═════ Input records
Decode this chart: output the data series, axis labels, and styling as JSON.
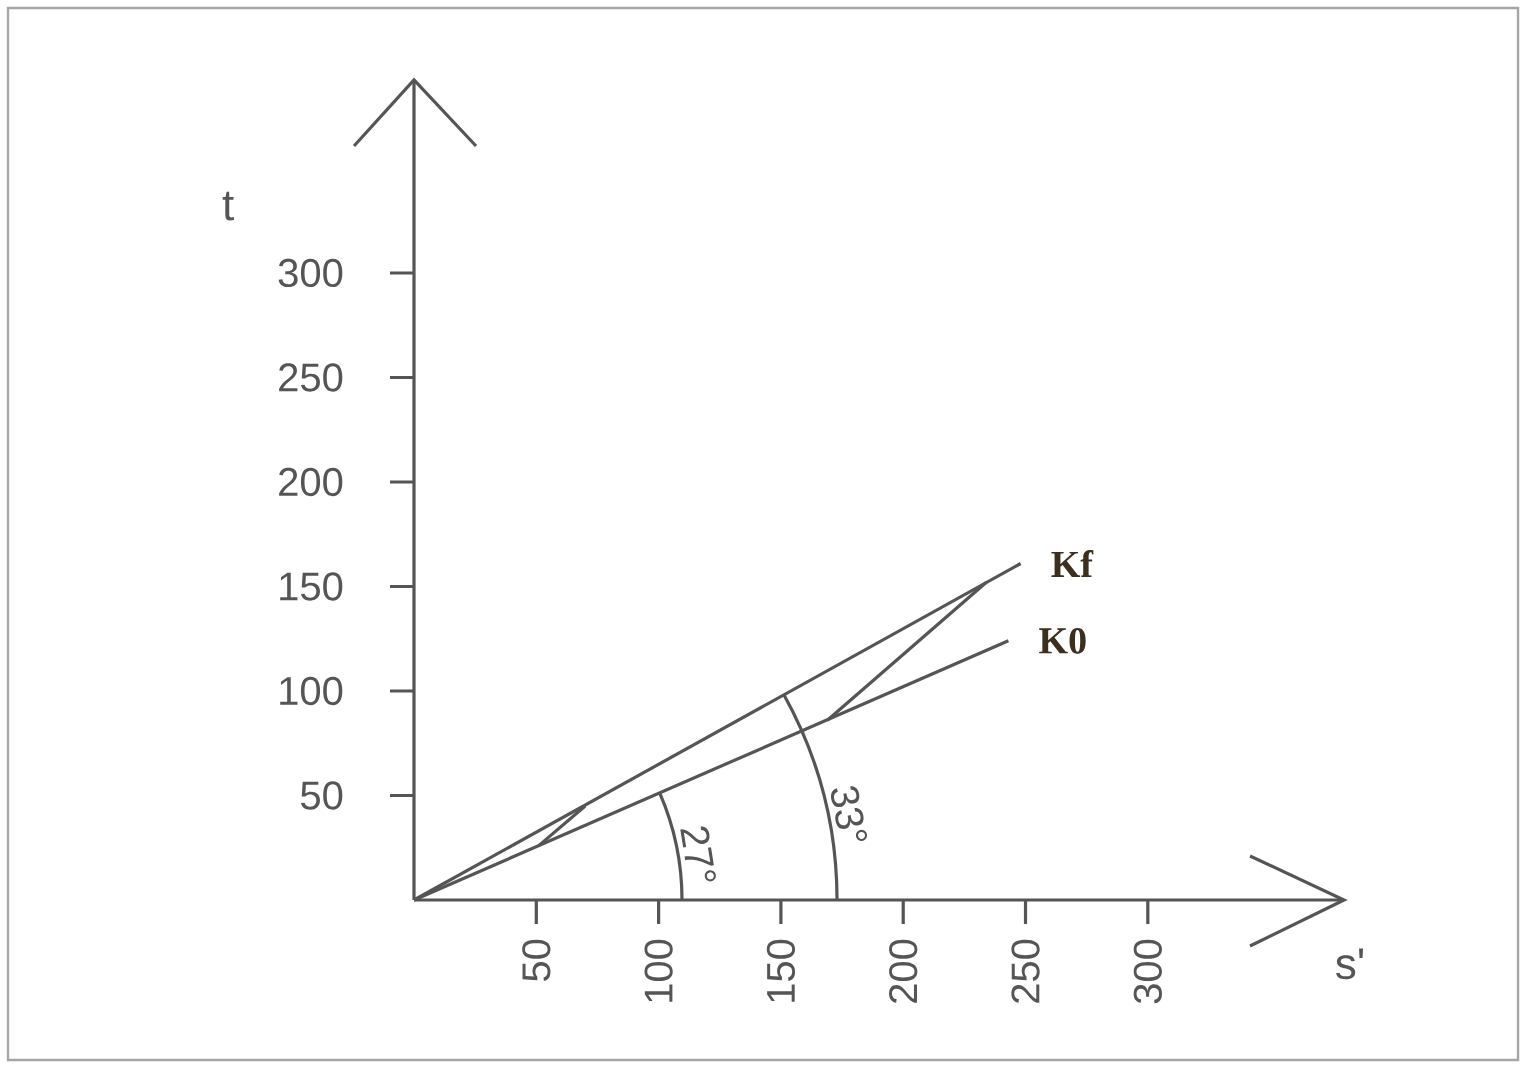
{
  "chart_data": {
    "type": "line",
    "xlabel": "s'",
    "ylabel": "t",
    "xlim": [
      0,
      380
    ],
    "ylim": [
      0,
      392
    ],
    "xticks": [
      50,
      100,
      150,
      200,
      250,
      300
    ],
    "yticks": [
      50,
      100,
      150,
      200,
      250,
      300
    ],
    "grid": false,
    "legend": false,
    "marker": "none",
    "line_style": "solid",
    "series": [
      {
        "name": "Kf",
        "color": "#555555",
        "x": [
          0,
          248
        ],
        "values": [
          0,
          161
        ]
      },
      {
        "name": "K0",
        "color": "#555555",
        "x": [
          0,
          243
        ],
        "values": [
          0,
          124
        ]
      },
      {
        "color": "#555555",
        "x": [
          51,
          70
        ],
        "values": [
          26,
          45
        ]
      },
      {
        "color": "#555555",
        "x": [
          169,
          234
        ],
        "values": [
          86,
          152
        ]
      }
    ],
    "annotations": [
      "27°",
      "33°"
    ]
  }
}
══════════
**Brief**:
Return all of the data exactly as written, and drop the pictures.

**Answer to the problem**:
Decode this chart: output the data series, axis labels, and styling as JSON.
{
  "chart_data": {
    "type": "line",
    "xlabel": "s'",
    "ylabel": "t",
    "xlim": [
      0,
      380
    ],
    "ylim": [
      0,
      392
    ],
    "xticks": [
      50,
      100,
      150,
      200,
      250,
      300
    ],
    "yticks": [
      50,
      100,
      150,
      200,
      250,
      300
    ],
    "grid": false,
    "legend": false,
    "marker": "none",
    "line_style": "solid",
    "series": [
      {
        "name": "Kf",
        "color": "#555555",
        "x": [
          0,
          248
        ],
        "values": [
          0,
          161
        ]
      },
      {
        "name": "K0",
        "color": "#555555",
        "x": [
          0,
          243
        ],
        "values": [
          0,
          124
        ]
      },
      {
        "color": "#555555",
        "x": [
          51,
          70
        ],
        "values": [
          26,
          45
        ]
      },
      {
        "color": "#555555",
        "x": [
          169,
          234
        ],
        "values": [
          86,
          152
        ]
      }
    ],
    "annotations": [
      "27°",
      "33°"
    ]
  }
}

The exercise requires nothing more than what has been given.